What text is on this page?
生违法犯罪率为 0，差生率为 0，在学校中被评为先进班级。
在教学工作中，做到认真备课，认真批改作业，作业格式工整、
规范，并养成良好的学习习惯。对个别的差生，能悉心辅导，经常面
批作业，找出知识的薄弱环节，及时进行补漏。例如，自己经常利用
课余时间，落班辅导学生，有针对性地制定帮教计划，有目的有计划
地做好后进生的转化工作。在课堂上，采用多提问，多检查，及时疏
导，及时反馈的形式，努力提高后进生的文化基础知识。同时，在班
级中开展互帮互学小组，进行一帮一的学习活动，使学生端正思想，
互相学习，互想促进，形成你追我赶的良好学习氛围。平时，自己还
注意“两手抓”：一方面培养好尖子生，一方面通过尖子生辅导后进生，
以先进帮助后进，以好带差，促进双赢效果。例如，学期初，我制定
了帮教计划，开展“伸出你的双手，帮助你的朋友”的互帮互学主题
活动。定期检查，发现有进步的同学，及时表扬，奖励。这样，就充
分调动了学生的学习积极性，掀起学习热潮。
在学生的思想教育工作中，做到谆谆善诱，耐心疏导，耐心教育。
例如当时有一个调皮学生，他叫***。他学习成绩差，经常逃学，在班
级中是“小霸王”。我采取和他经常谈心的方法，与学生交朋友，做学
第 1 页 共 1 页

■ **Directive**:
Transcribe the whole listing exactly.

■ **Expected answer**:
What text is on this page?
生违法犯罪率为 0，差生率为 0，在学校中被评为先进班级。
在教学工作中，做到认真备课，认真批改作业，作业格式工整、
规范，并养成良好的学习习惯。对个别的差生，能悉心辅导，经常面
批作业，找出知识的薄弱环节，及时进行补漏。例如，自己经常利用
课余时间，落班辅导学生，有针对性地制定帮教计划，有目的有计划
地做好后进生的转化工作。在课堂上，采用多提问，多检查，及时疏
导，及时反馈的形式，努力提高后进生的文化基础知识。同时，在班
级中开展互帮互学小组，进行一帮一的学习活动，使学生端正思想，
互相学习，互想促进，形成你追我赶的良好学习氛围。平时，自己还
注意“两手抓”：一方面培养好尖子生，一方面通过尖子生辅导后进生，
以先进帮助后进，以好带差，促进双赢效果。例如，学期初，我制定
了帮教计划，开展“伸出你的双手，帮助你的朋友”的互帮互学主题
活动。定期检查，发现有进步的同学，及时表扬，奖励。这样，就充
分调动了学生的学习积极性，掀起学习热潮。
在学生的思想教育工作中，做到谆谆善诱，耐心疏导，耐心教育。
例如当时有一个调皮学生，他叫***。他学习成绩差，经常逃学，在班
级中是“小霸王”。我采取和他经常谈心的方法，与学生交朋友，做学
第 1 页 共 1 页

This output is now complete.